> _EXERCISE_
The entries below are to be written out again without alteration.

> _RAW RECORDS_
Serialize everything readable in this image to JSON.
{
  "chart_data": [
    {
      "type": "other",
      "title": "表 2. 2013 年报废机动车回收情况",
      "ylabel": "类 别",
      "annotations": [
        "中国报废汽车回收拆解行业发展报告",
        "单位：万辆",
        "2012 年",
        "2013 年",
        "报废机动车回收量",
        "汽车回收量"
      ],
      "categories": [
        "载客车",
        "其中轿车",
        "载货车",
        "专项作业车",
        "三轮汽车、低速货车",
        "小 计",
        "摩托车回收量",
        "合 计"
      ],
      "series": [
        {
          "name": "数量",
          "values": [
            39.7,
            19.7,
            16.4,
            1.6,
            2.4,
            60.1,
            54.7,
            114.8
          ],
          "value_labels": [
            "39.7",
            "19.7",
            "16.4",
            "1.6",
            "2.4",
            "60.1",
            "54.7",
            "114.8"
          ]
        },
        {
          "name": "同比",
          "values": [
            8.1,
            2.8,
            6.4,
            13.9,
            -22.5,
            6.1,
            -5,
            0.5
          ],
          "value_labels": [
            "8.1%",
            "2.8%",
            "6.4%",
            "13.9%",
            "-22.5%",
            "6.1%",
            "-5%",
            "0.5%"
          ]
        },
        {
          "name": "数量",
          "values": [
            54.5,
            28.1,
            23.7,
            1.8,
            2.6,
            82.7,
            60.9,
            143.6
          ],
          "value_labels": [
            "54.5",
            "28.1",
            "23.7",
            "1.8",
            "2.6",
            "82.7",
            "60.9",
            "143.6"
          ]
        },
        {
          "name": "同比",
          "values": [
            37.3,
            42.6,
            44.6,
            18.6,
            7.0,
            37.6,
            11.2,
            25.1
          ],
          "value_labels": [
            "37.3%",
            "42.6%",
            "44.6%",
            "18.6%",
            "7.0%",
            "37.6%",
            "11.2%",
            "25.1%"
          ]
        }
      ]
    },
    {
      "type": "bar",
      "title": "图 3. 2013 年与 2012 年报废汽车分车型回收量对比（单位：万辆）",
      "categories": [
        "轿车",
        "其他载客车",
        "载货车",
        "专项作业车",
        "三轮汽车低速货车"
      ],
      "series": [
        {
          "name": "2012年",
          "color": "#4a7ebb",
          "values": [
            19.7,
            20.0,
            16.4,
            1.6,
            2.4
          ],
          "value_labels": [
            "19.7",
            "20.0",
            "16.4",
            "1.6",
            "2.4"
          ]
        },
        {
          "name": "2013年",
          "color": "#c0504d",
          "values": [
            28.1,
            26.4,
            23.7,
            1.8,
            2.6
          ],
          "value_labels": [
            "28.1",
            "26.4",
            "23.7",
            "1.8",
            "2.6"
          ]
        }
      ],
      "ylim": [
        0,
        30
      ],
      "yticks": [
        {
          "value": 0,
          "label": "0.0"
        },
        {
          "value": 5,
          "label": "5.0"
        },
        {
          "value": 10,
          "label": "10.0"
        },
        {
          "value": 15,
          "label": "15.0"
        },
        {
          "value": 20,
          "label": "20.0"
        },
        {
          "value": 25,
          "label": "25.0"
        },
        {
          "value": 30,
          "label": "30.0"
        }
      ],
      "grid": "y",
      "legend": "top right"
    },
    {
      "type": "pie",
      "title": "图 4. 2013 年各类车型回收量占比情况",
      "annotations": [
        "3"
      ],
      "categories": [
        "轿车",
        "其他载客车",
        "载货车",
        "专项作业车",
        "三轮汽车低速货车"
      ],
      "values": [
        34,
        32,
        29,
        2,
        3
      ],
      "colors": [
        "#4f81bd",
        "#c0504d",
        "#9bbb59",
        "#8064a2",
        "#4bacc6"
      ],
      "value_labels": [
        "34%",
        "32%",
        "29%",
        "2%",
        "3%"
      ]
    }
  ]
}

> _FINAL RESULT_
Serialize everything readable in this image to JSON.
{
  "chart_data": [
    {
      "type": "other",
      "title": "表 2. 2013 年报废机动车回收情况",
      "ylabel": "类 别",
      "annotations": [
        "中国报废汽车回收拆解行业发展报告",
        "单位：万辆",
        "2012 年",
        "2013 年",
        "报废机动车回收量",
        "汽车回收量"
      ],
      "categories": [
        "载客车",
        "其中轿车",
        "载货车",
        "专项作业车",
        "三轮汽车、低速货车",
        "小 计",
        "摩托车回收量",
        "合 计"
      ],
      "series": [
        {
          "name": "数量",
          "values": [
            39.7,
            19.7,
            16.4,
            1.6,
            2.4,
            60.1,
            54.7,
            114.8
          ],
          "value_labels": [
            "39.7",
            "19.7",
            "16.4",
            "1.6",
            "2.4",
            "60.1",
            "54.7",
            "114.8"
          ]
        },
        {
          "name": "同比",
          "values": [
            8.1,
            2.8,
            6.4,
            13.9,
            -22.5,
            6.1,
            -5,
            0.5
          ],
          "value_labels": [
            "8.1%",
            "2.8%",
            "6.4%",
            "13.9%",
            "-22.5%",
            "6.1%",
            "-5%",
            "0.5%"
          ]
        },
        {
          "name": "数量",
          "values": [
            54.5,
            28.1,
            23.7,
            1.8,
            2.6,
            82.7,
            60.9,
            143.6
          ],
          "value_labels": [
            "54.5",
            "28.1",
            "23.7",
            "1.8",
            "2.6",
            "82.7",
            "60.9",
            "143.6"
          ]
        },
        {
          "name": "同比",
          "values": [
            37.3,
            42.6,
            44.6,
            18.6,
            7.0,
            37.6,
            11.2,
            25.1
          ],
          "value_labels": [
            "37.3%",
            "42.6%",
            "44.6%",
            "18.6%",
            "7.0%",
            "37.6%",
            "11.2%",
            "25.1%"
          ]
        }
      ]
    },
    {
      "type": "bar",
      "title": "图 3. 2013 年与 2012 年报废汽车分车型回收量对比（单位：万辆）",
      "categories": [
        "轿车",
        "其他载客车",
        "载货车",
        "专项作业车",
        "三轮汽车低速货车"
      ],
      "series": [
        {
          "name": "2012年",
          "color": "#4a7ebb",
          "values": [
            19.7,
            20.0,
            16.4,
            1.6,
            2.4
          ],
          "value_labels": [
            "19.7",
            "20.0",
            "16.4",
            "1.6",
            "2.4"
          ]
        },
        {
          "name": "2013年",
          "color": "#c0504d",
          "values": [
            28.1,
            26.4,
            23.7,
            1.8,
            2.6
          ],
          "value_labels": [
            "28.1",
            "26.4",
            "23.7",
            "1.8",
            "2.6"
          ]
        }
      ],
      "ylim": [
        0,
        30
      ],
      "yticks": [
        {
          "value": 0,
          "label": "0.0"
        },
        {
          "value": 5,
          "label": "5.0"
        },
        {
          "value": 10,
          "label": "10.0"
        },
        {
          "value": 15,
          "label": "15.0"
        },
        {
          "value": 20,
          "label": "20.0"
        },
        {
          "value": 25,
          "label": "25.0"
        },
        {
          "value": 30,
          "label": "30.0"
        }
      ],
      "grid": "y",
      "legend": "top right"
    },
    {
      "type": "pie",
      "title": "图 4. 2013 年各类车型回收量占比情况",
      "annotations": [
        "3"
      ],
      "categories": [
        "轿车",
        "其他载客车",
        "载货车",
        "专项作业车",
        "三轮汽车低速货车"
      ],
      "values": [
        34,
        32,
        29,
        2,
        3
      ],
      "colors": [
        "#4f81bd",
        "#c0504d",
        "#9bbb59",
        "#8064a2",
        "#4bacc6"
      ],
      "value_labels": [
        "34%",
        "32%",
        "29%",
        "2%",
        "3%"
      ]
    }
  ]
}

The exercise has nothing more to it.